» The request
An exact copy of the records is required, minus the pictures they hold.

» Dataset entries
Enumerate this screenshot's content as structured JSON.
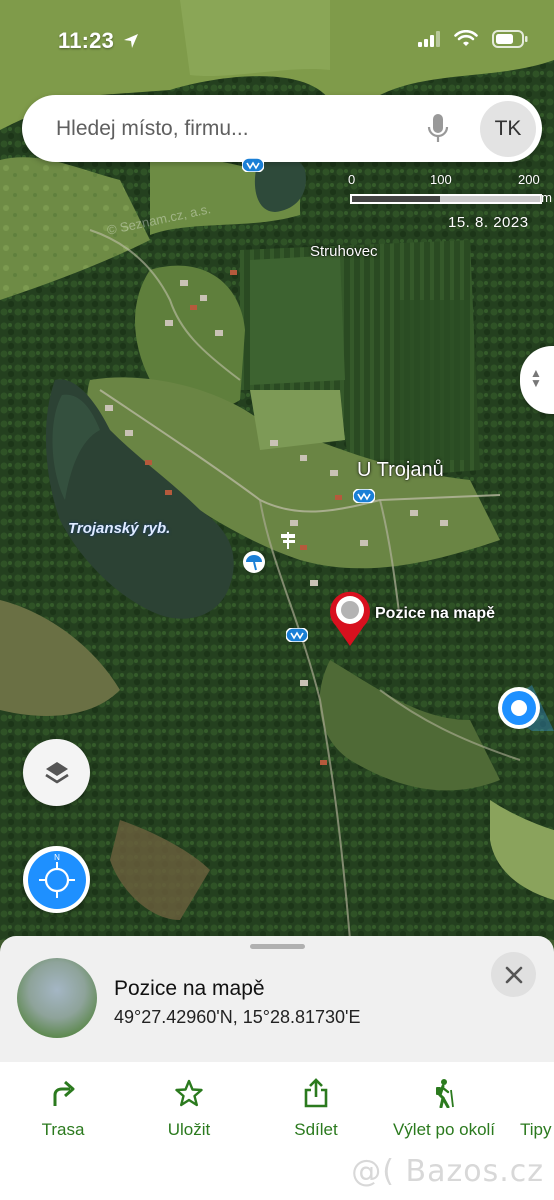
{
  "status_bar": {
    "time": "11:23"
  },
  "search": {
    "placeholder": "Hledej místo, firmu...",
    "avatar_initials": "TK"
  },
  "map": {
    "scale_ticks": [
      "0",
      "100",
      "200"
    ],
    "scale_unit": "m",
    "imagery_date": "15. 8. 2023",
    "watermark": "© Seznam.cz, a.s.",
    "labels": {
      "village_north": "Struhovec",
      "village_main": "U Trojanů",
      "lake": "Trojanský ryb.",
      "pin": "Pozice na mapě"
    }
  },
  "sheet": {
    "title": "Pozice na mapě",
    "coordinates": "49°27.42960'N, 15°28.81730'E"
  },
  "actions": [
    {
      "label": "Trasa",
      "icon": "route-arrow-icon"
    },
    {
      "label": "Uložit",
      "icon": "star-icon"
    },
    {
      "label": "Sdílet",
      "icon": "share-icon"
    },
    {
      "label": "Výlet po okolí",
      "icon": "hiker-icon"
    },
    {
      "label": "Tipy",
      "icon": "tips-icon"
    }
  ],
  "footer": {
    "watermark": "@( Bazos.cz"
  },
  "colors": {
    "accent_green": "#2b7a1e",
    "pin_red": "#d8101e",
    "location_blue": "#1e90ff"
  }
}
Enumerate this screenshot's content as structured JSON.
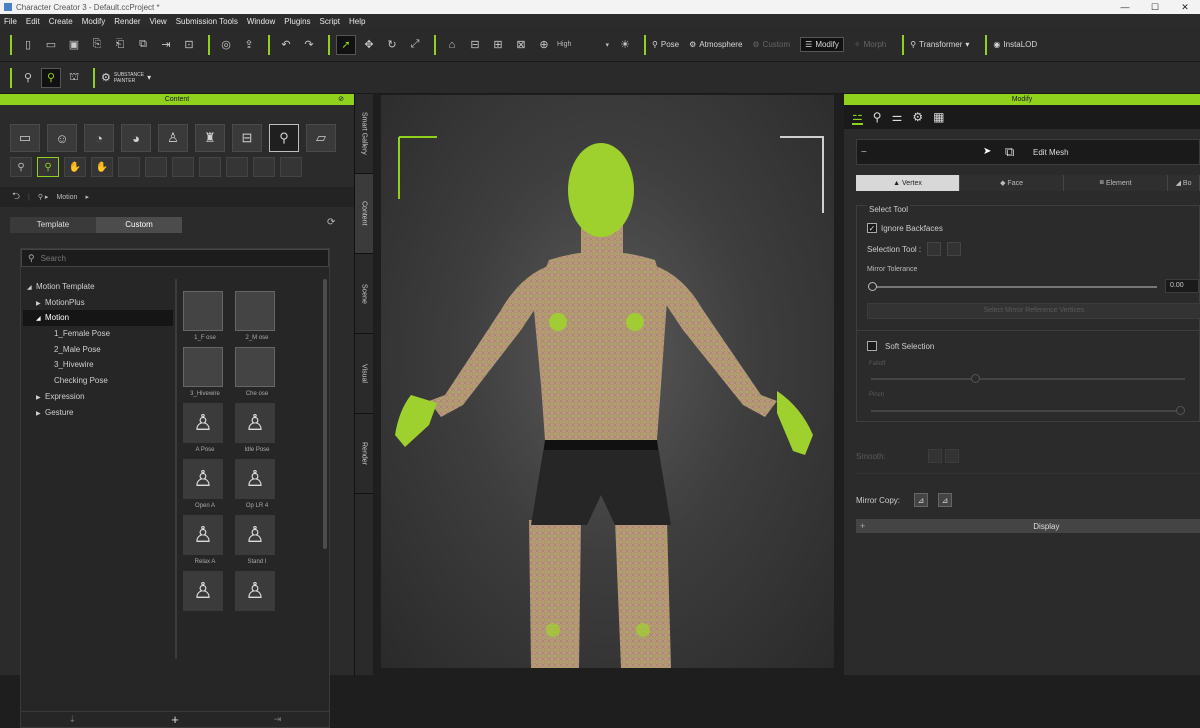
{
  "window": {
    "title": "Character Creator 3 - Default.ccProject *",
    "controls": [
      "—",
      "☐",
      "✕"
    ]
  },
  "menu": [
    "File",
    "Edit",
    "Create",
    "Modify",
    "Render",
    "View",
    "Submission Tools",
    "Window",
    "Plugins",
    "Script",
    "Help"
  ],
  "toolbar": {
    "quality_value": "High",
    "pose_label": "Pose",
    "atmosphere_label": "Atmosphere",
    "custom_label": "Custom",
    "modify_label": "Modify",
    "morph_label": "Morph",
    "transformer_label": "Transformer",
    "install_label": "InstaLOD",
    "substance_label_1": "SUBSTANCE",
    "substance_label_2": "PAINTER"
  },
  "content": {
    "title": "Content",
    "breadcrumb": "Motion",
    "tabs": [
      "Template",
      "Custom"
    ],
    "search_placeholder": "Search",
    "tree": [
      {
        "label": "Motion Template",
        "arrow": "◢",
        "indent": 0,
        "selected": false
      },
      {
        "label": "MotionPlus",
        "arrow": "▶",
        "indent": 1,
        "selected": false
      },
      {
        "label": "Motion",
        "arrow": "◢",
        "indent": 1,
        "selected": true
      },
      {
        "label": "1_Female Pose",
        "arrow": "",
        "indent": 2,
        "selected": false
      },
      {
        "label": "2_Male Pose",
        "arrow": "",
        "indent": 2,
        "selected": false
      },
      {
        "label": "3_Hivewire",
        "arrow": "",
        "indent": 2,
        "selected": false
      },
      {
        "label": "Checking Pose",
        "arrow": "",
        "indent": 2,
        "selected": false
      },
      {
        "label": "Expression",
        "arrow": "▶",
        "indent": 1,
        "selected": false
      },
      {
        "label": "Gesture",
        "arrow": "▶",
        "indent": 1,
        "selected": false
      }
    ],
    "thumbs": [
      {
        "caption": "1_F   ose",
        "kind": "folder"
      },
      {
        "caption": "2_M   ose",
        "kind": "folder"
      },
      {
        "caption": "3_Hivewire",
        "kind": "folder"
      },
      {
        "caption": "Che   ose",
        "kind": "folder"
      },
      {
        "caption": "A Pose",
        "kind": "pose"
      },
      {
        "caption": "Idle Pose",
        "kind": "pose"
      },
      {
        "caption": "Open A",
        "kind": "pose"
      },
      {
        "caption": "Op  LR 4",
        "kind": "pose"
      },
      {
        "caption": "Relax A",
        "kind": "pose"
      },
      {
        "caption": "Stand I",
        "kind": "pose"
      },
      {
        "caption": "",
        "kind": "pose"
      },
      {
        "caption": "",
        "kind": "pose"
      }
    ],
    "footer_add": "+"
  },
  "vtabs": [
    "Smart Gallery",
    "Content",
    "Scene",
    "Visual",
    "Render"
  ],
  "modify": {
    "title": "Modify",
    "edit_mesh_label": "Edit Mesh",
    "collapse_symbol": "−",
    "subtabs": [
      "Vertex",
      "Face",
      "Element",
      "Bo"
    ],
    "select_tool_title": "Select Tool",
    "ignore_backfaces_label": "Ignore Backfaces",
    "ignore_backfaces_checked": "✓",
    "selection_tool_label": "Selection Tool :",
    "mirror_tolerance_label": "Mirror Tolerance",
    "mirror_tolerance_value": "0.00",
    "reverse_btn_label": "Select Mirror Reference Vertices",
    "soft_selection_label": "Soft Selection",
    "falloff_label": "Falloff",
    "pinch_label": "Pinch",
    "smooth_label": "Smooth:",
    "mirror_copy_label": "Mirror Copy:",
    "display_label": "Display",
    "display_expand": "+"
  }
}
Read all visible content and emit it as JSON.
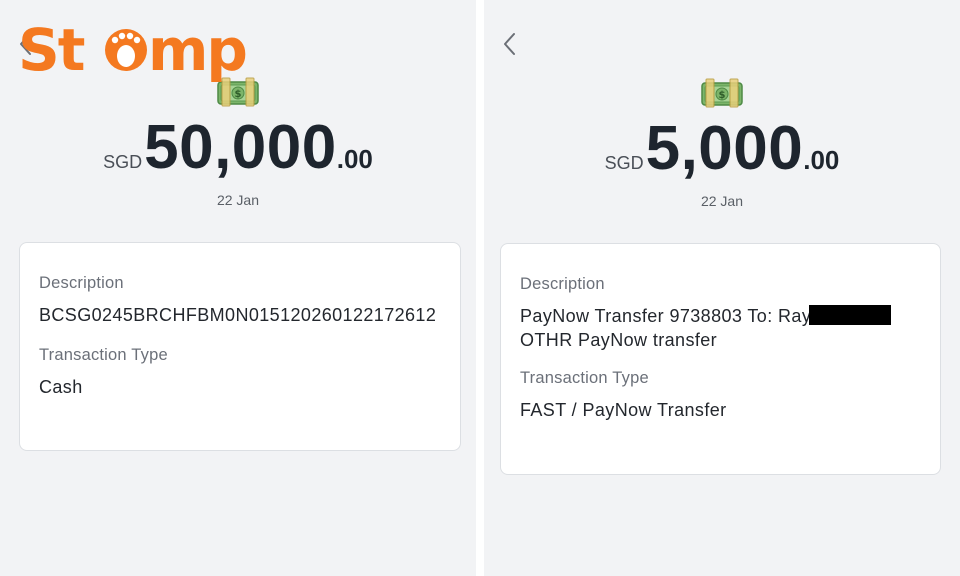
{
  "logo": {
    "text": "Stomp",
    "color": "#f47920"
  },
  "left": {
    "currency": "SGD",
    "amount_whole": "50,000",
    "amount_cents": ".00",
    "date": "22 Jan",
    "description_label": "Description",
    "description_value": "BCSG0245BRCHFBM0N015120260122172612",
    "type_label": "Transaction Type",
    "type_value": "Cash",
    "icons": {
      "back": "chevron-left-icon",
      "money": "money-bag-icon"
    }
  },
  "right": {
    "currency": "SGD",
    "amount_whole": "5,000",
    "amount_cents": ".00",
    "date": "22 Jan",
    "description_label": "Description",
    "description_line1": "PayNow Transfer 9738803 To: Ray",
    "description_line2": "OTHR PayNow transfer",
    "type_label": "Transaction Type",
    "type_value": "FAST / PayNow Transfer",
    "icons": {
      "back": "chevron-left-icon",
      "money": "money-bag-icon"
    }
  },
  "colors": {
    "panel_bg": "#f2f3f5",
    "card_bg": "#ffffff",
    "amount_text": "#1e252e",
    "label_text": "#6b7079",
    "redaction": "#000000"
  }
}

» Task output
Enumerate this screenshot's content as structured JSON.
{
  "status_bar": {
    "time": "11:23"
  },
  "search": {
    "placeholder": "Hledej místo, firmu...",
    "avatar_initials": "TK"
  },
  "map": {
    "scale_ticks": [
      "0",
      "100",
      "200"
    ],
    "scale_unit": "m",
    "imagery_date": "15. 8. 2023",
    "watermark": "© Seznam.cz, a.s.",
    "labels": {
      "village_north": "Struhovec",
      "village_main": "U Trojanů",
      "lake": "Trojanský ryb.",
      "pin": "Pozice na mapě"
    }
  },
  "sheet": {
    "title": "Pozice na mapě",
    "coordinates": "49°27.42960'N, 15°28.81730'E"
  },
  "actions": [
    {
      "label": "Trasa",
      "icon": "route-arrow-icon"
    },
    {
      "label": "Uložit",
      "icon": "star-icon"
    },
    {
      "label": "Sdílet",
      "icon": "share-icon"
    },
    {
      "label": "Výlet po okolí",
      "icon": "hiker-icon"
    },
    {
      "label": "Tipy",
      "icon": "tips-icon"
    }
  ],
  "footer": {
    "watermark": "@( Bazos.cz"
  },
  "colors": {
    "accent_green": "#2b7a1e",
    "pin_red": "#d8101e",
    "location_blue": "#1e90ff"
  }
}
Enumerate this screenshot's content as structured JSON.
{
  "window": {
    "title": "Character Creator 3 - Default.ccProject *",
    "controls": [
      "—",
      "☐",
      "✕"
    ]
  },
  "menu": [
    "File",
    "Edit",
    "Create",
    "Modify",
    "Render",
    "View",
    "Submission Tools",
    "Window",
    "Plugins",
    "Script",
    "Help"
  ],
  "toolbar": {
    "quality_value": "High",
    "pose_label": "Pose",
    "atmosphere_label": "Atmosphere",
    "custom_label": "Custom",
    "modify_label": "Modify",
    "morph_label": "Morph",
    "transformer_label": "Transformer",
    "install_label": "InstaLOD",
    "substance_label_1": "SUBSTANCE",
    "substance_label_2": "PAINTER"
  },
  "content": {
    "title": "Content",
    "breadcrumb": "Motion",
    "tabs": [
      "Template",
      "Custom"
    ],
    "search_placeholder": "Search",
    "tree": [
      {
        "label": "Motion Template",
        "arrow": "◢",
        "indent": 0,
        "selected": false
      },
      {
        "label": "MotionPlus",
        "arrow": "▶",
        "indent": 1,
        "selected": false
      },
      {
        "label": "Motion",
        "arrow": "◢",
        "indent": 1,
        "selected": true
      },
      {
        "label": "1_Female Pose",
        "arrow": "",
        "indent": 2,
        "selected": false
      },
      {
        "label": "2_Male Pose",
        "arrow": "",
        "indent": 2,
        "selected": false
      },
      {
        "label": "3_Hivewire",
        "arrow": "",
        "indent": 2,
        "selected": false
      },
      {
        "label": "Checking Pose",
        "arrow": "",
        "indent": 2,
        "selected": false
      },
      {
        "label": "Expression",
        "arrow": "▶",
        "indent": 1,
        "selected": false
      },
      {
        "label": "Gesture",
        "arrow": "▶",
        "indent": 1,
        "selected": false
      }
    ],
    "thumbs": [
      {
        "caption": "1_F   ose",
        "kind": "folder"
      },
      {
        "caption": "2_M   ose",
        "kind": "folder"
      },
      {
        "caption": "3_Hivewire",
        "kind": "folder"
      },
      {
        "caption": "Che   ose",
        "kind": "folder"
      },
      {
        "caption": "A Pose",
        "kind": "pose"
      },
      {
        "caption": "Idle Pose",
        "kind": "pose"
      },
      {
        "caption": "Open A",
        "kind": "pose"
      },
      {
        "caption": "Op  LR 4",
        "kind": "pose"
      },
      {
        "caption": "Relax A",
        "kind": "pose"
      },
      {
        "caption": "Stand I",
        "kind": "pose"
      },
      {
        "caption": "",
        "kind": "pose"
      },
      {
        "caption": "",
        "kind": "pose"
      }
    ],
    "footer_add": "+"
  },
  "vtabs": [
    "Smart Gallery",
    "Content",
    "Scene",
    "Visual",
    "Render"
  ],
  "modify": {
    "title": "Modify",
    "edit_mesh_label": "Edit Mesh",
    "collapse_symbol": "−",
    "subtabs": [
      "Vertex",
      "Face",
      "Element",
      "Bo"
    ],
    "select_tool_title": "Select Tool",
    "ignore_backfaces_label": "Ignore Backfaces",
    "ignore_backfaces_checked": "✓",
    "selection_tool_label": "Selection Tool :",
    "mirror_tolerance_label": "Mirror Tolerance",
    "mirror_tolerance_value": "0.00",
    "reverse_btn_label": "Select Mirror Reference Vertices",
    "soft_selection_label": "Soft Selection",
    "falloff_label": "Falloff",
    "pinch_label": "Pinch",
    "smooth_label": "Smooth:",
    "mirror_copy_label": "Mirror Copy:",
    "display_label": "Display",
    "display_expand": "+"
  }
}
Read all visible content and emit it as JSON.
{
  "logo": {
    "text": "Stomp",
    "color": "#f47920"
  },
  "left": {
    "currency": "SGD",
    "amount_whole": "50,000",
    "amount_cents": ".00",
    "date": "22 Jan",
    "description_label": "Description",
    "description_value": "BCSG0245BRCHFBM0N015120260122172612",
    "type_label": "Transaction Type",
    "type_value": "Cash",
    "icons": {
      "back": "chevron-left-icon",
      "money": "money-bag-icon"
    }
  },
  "right": {
    "currency": "SGD",
    "amount_whole": "5,000",
    "amount_cents": ".00",
    "date": "22 Jan",
    "description_label": "Description",
    "description_line1": "PayNow Transfer 9738803 To: Ray",
    "description_line2": "OTHR PayNow transfer",
    "type_label": "Transaction Type",
    "type_value": "FAST / PayNow Transfer",
    "icons": {
      "back": "chevron-left-icon",
      "money": "money-bag-icon"
    }
  },
  "colors": {
    "panel_bg": "#f2f3f5",
    "card_bg": "#ffffff",
    "amount_text": "#1e252e",
    "label_text": "#6b7079",
    "redaction": "#000000"
  }
}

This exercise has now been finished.